_O QUE SE PEDE_. Prossiga o texto sobre o emprego formal na região Norte Fluminense, começando logo após a última frase apresentada.

_TRECHO DA PÁGINA_.
▬▬▬▬▬▬

Região Norte Fluminense tem a maior taxa de empregados do estado
A
região Norte Fluminense possui cerca de 30% de sua população empregada em
ocupações formais apesar de possuir a menor taxa de matrícula no Ensino Médio,
com 3,37%, segundo dados do MTE de 2012
Compreendendo
as cidades de Campos dos Goytacazes, Carapebus, Conceição de Macabu, Macaé,
Quissamã, São Fidélis, São Francisco de Itabapoana e São João da Barra, a
Região Norte do Rio de Janeiro, em 2012, possuía população total de 872.278.
Desses, 259.954 possuem emprego formal, correspondendo a 30% dos habitantes. O
número surpreende por ser superior até mesmo ao da Região Metropolitana, que
contempla os maiores centros urbanos do Estado.
Coletando
dados sobre o número de matriculados no ensino médio e o total de empregados
formalmente é possível observar uma forte correlação (Índice de correl:
0,999685). Entretanto não é o que acontece quando a região Norte Fluminense é
analisada. Mesmo possuindo um dos menores índices de matricula no ensino médio
(3,37%), a região é a que representa a maior taxa de empregados (29,80%)
Os
números são superiores também se comparados a outras regiões do Estado. Na
Baixada Litorânea, famosa por seu atrativo turístico, a taxa de empregados por
população é de apenas 20%, enquanto que a taxa de matriculados no ensino médio é
maior que da região Norte.

▬▬▬▬▬▬

(Entradas de dados armazenados)
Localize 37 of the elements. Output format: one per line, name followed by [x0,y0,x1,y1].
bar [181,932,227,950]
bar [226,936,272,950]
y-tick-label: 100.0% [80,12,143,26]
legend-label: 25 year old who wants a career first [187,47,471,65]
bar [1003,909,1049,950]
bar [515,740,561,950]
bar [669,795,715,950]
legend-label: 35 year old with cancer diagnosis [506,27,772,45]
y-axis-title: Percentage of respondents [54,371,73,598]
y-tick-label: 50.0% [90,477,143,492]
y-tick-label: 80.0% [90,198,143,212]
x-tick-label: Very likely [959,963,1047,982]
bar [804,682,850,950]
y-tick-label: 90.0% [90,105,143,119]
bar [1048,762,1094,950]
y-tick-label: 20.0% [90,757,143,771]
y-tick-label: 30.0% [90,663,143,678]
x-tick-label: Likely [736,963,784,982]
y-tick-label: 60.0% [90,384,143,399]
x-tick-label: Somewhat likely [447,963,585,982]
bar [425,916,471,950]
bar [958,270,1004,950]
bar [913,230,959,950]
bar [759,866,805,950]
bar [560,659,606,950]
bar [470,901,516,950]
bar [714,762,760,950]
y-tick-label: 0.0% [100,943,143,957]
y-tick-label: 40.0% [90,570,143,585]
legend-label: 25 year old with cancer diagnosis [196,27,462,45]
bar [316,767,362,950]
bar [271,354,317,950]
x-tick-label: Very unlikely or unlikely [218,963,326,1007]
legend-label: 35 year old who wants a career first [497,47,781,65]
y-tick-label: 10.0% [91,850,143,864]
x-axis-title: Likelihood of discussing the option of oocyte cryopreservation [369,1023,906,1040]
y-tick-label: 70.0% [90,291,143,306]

▬▬▬▬▬▬

_RESPOSTA DO EXERCÍCIO_.
Uma
análise mais profunda dos dados da Região Norte Fluminense evidencia outro
número interessante. Mais de 90% dos empregos formais são oferecidos ou em
Campos dos Goytacazes ou em Macaé. As duas cidades juntas chegam a oferecer
mais empregos até mesmo que Niterói, cidade vizinha a capital do Estado. Esses
dados mostram que além do alto contraste entre os matriculados no ensino médio
e os formalmente empregados, existe uma grande concentração das vagas de
emprego disponíveis em poucos locais.
Outro contraste
surpreendente, é o da região Noroeste Fluminense, que ao contrário da Região
Norte, possui as melhores taxas de matriculados no ensino médio (3,91%) e as
piores taxas de empregados formalmente (16,93%). Fora esses casos, as outras
regiões seguem um padrão de proporção direta entre educação e empregabilidade.